Return these items word for word, without the pictures.

::::

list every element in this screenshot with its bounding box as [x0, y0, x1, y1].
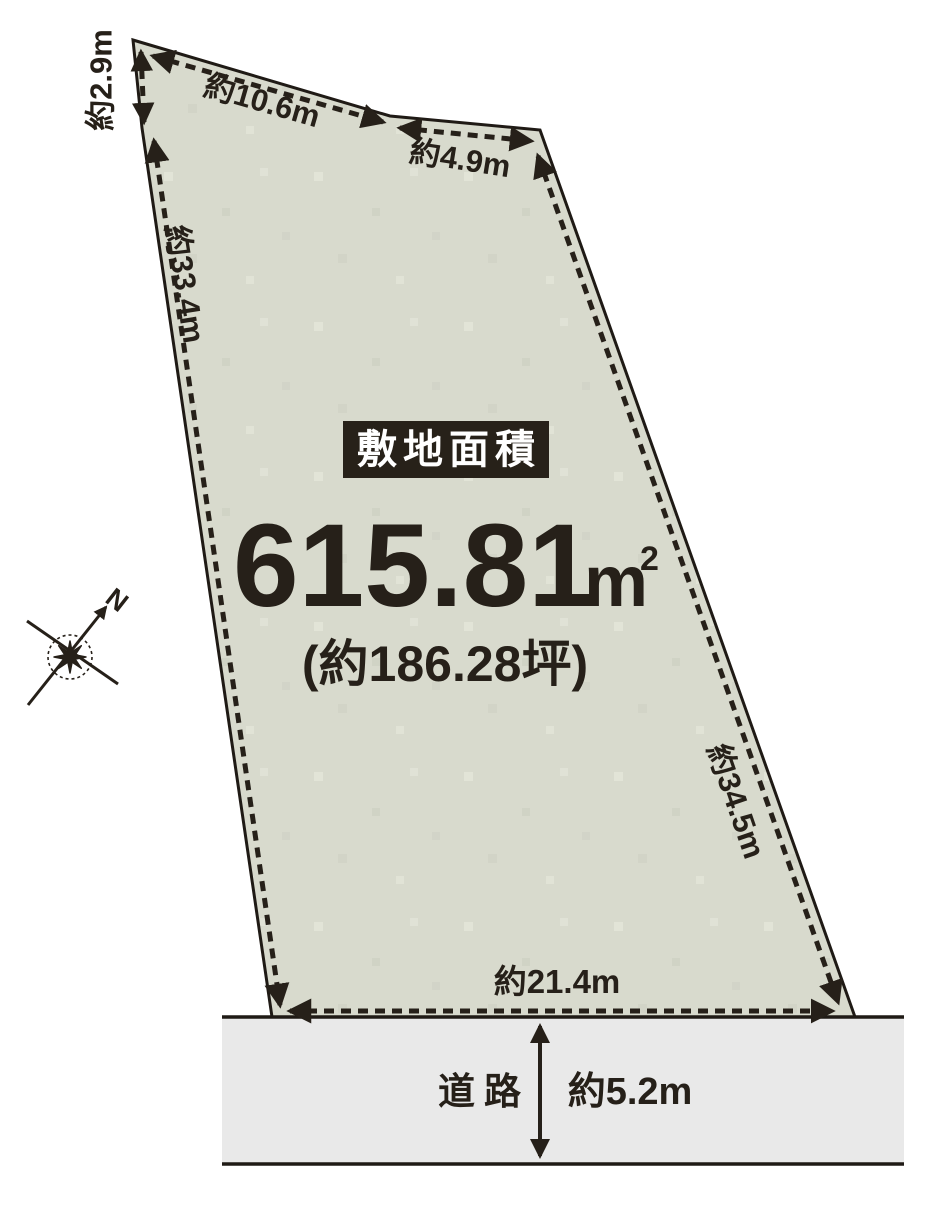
area-badge-label: 敷地面積: [357, 428, 541, 472]
area-unit-superscript: 2: [640, 540, 659, 578]
area-value: 615.81: [233, 500, 594, 632]
road: [222, 1017, 904, 1164]
land-plot-diagram: 約2.9m 約10.6m 約4.9m 約33.4m 約34.5m 約21.4m …: [0, 0, 946, 1208]
area-unit: m: [584, 542, 648, 622]
road-surface: [222, 1017, 904, 1164]
dim-label-top-left-edge: 約2.9m: [84, 29, 119, 131]
road-label: 道路: [438, 1071, 530, 1112]
compass-north-label: N: [100, 582, 134, 618]
road-width-label: 約5.2m: [568, 1071, 693, 1113]
dim-label-bottom-edge: 約21.4m: [494, 963, 621, 1000]
compass-star-icon: [54, 641, 86, 673]
area-badge: 敷地面積: [343, 421, 549, 478]
area-tsubo: (約186.28坪): [302, 636, 588, 692]
compass: N: [27, 582, 134, 705]
site-plan-svg: 約2.9m 約10.6m 約4.9m 約33.4m 約34.5m 約21.4m …: [0, 0, 946, 1208]
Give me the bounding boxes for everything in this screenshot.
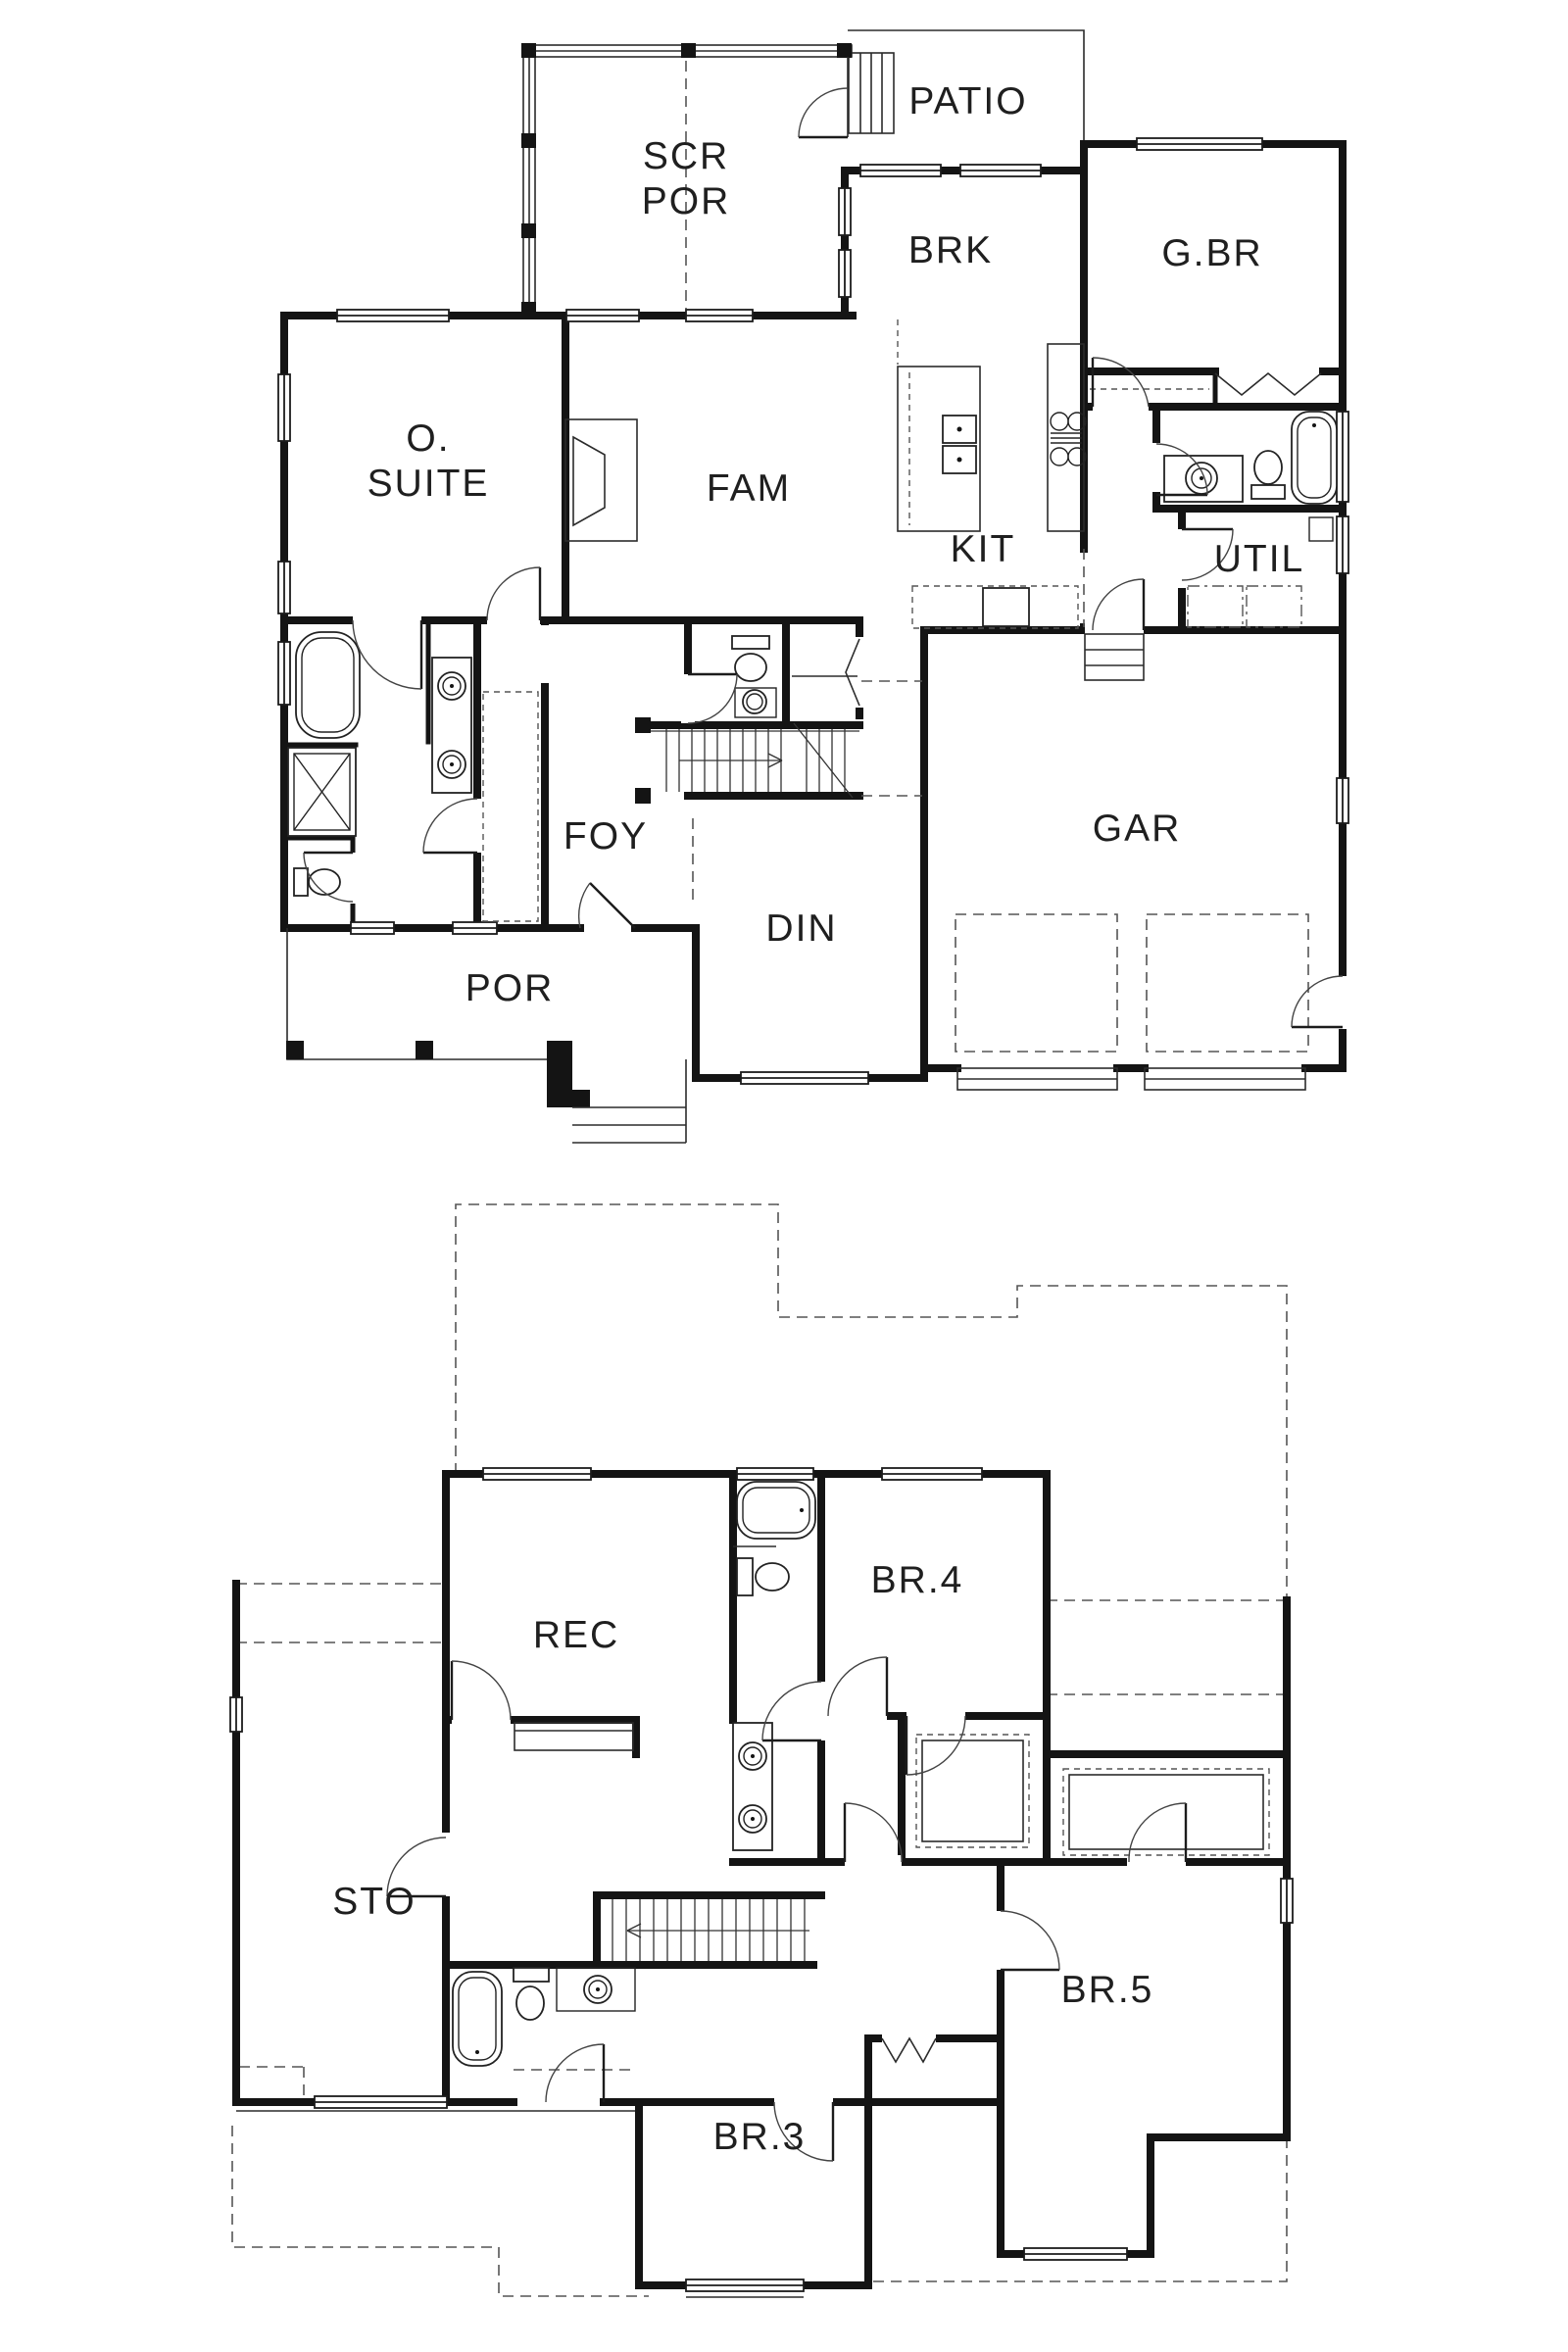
room-label-br5: BR.5 [1061,1969,1154,2011]
kitchen-fixtures [898,319,1086,628]
room-label-patio: PATIO [908,80,1027,122]
room-label-rec: REC [533,1614,619,1656]
room-label-scr: SCR [643,135,729,177]
room-label-foy: FOY [564,815,648,858]
room-label-osuite-2: SUITE [368,463,490,505]
room-label-gar: GAR [1093,808,1182,850]
room-label-osuite-1: O. [406,417,450,460]
room-label-br3: BR.3 [713,2116,807,2158]
floor-plan-drawing: SCR POR PATIO BRK G.BR O. SUITE FAM KIT … [0,0,1568,2352]
second-floor-plan: REC BR.4 STO BR.5 BR.3 [230,1204,1293,2297]
first-floor-plan: SCR POR PATIO BRK G.BR O. SUITE FAM KIT … [278,30,1349,1143]
room-label-brk: BRK [908,229,993,271]
room-label-fam: FAM [707,467,791,510]
garage-side-door-opening [1336,976,1349,1029]
second-floor-doors [387,1657,1186,2161]
fireplace-niche [565,419,637,541]
owner-bath-fixtures [288,632,538,921]
room-label-kit: KIT [951,528,1016,570]
room-label-br4: BR.4 [871,1559,964,1601]
stairs-first-floor [635,717,859,804]
room-label-din: DIN [765,907,837,950]
second-floor-walls [236,1474,1287,2285]
floor-plan-page: SCR POR PATIO BRK G.BR O. SUITE FAM KIT … [0,0,1568,2352]
garage-interior [956,634,1308,1090]
bath3-fixtures [453,1968,635,2066]
room-label-sto: STO [332,1881,416,1923]
stairs-second-floor [612,1899,809,1961]
powder-room-fixtures [732,636,858,717]
room-label-por-screen: POR [642,180,731,222]
room-label-util: UTIL [1214,538,1305,580]
room-label-gbr: G.BR [1161,232,1262,274]
room-label-por: POR [466,967,555,1009]
hall-bath-fixtures [733,1482,815,1850]
rec-bench [514,1723,633,1750]
porch [286,928,686,1143]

::::

**Right answer:**
list every element in this screenshot with its bounding box as [x0, y0, x1, y1].
area-badge-label: 敷地面積: [357, 428, 541, 472]
area-unit-superscript: 2: [640, 540, 659, 578]
area-value: 615.81: [233, 500, 594, 632]
road: [222, 1017, 904, 1164]
land-plot-diagram: 約2.9m 約10.6m 約4.9m 約33.4m 約34.5m 約21.4m …: [0, 0, 946, 1208]
area-unit: m: [584, 542, 648, 622]
road-surface: [222, 1017, 904, 1164]
dim-label-top-left-edge: 約2.9m: [84, 29, 119, 131]
road-label: 道路: [438, 1071, 530, 1112]
compass-north-label: N: [100, 582, 134, 618]
road-width-label: 約5.2m: [568, 1071, 693, 1113]
dim-label-bottom-edge: 約21.4m: [494, 963, 621, 1000]
compass-star-icon: [54, 641, 86, 673]
area-badge: 敷地面積: [343, 421, 549, 478]
area-tsubo: (約186.28坪): [302, 636, 588, 692]
compass: N: [27, 582, 134, 705]
site-plan-svg: 約2.9m 約10.6m 約4.9m 約33.4m 約34.5m 約21.4m …: [0, 0, 946, 1208]
Give me the bounding boxes for everything in this screenshot.
room-label-br5: BR.5 [1061,1969,1154,2011]
kitchen-fixtures [898,319,1086,628]
room-label-patio: PATIO [908,80,1027,122]
room-label-rec: REC [533,1614,619,1656]
room-label-scr: SCR [643,135,729,177]
room-label-foy: FOY [564,815,648,858]
room-label-osuite-2: SUITE [368,463,490,505]
room-label-gar: GAR [1093,808,1182,850]
room-label-osuite-1: O. [406,417,450,460]
room-label-br3: BR.3 [713,2116,807,2158]
floor-plan-drawing: SCR POR PATIO BRK G.BR O. SUITE FAM KIT … [0,0,1568,2352]
second-floor-plan: REC BR.4 STO BR.5 BR.3 [230,1204,1293,2297]
first-floor-plan: SCR POR PATIO BRK G.BR O. SUITE FAM KIT … [278,30,1349,1143]
room-label-brk: BRK [908,229,993,271]
room-label-fam: FAM [707,467,791,510]
garage-side-door-opening [1336,976,1349,1029]
second-floor-doors [387,1657,1186,2161]
fireplace-niche [565,419,637,541]
owner-bath-fixtures [288,632,538,921]
room-label-kit: KIT [951,528,1016,570]
room-label-br4: BR.4 [871,1559,964,1601]
stairs-first-floor [635,717,859,804]
room-label-din: DIN [765,907,837,950]
second-floor-walls [236,1474,1287,2285]
floor-plan-page: SCR POR PATIO BRK G.BR O. SUITE FAM KIT … [0,0,1568,2352]
garage-interior [956,634,1308,1090]
bath3-fixtures [453,1968,635,2066]
room-label-sto: STO [332,1881,416,1923]
stairs-second-floor [612,1899,809,1961]
powder-room-fixtures [732,636,858,717]
room-label-por-screen: POR [642,180,731,222]
room-label-util: UTIL [1214,538,1305,580]
room-label-gbr: G.BR [1161,232,1262,274]
room-label-por: POR [466,967,555,1009]
hall-bath-fixtures [733,1482,815,1850]
rec-bench [514,1723,633,1750]
porch [286,928,686,1143]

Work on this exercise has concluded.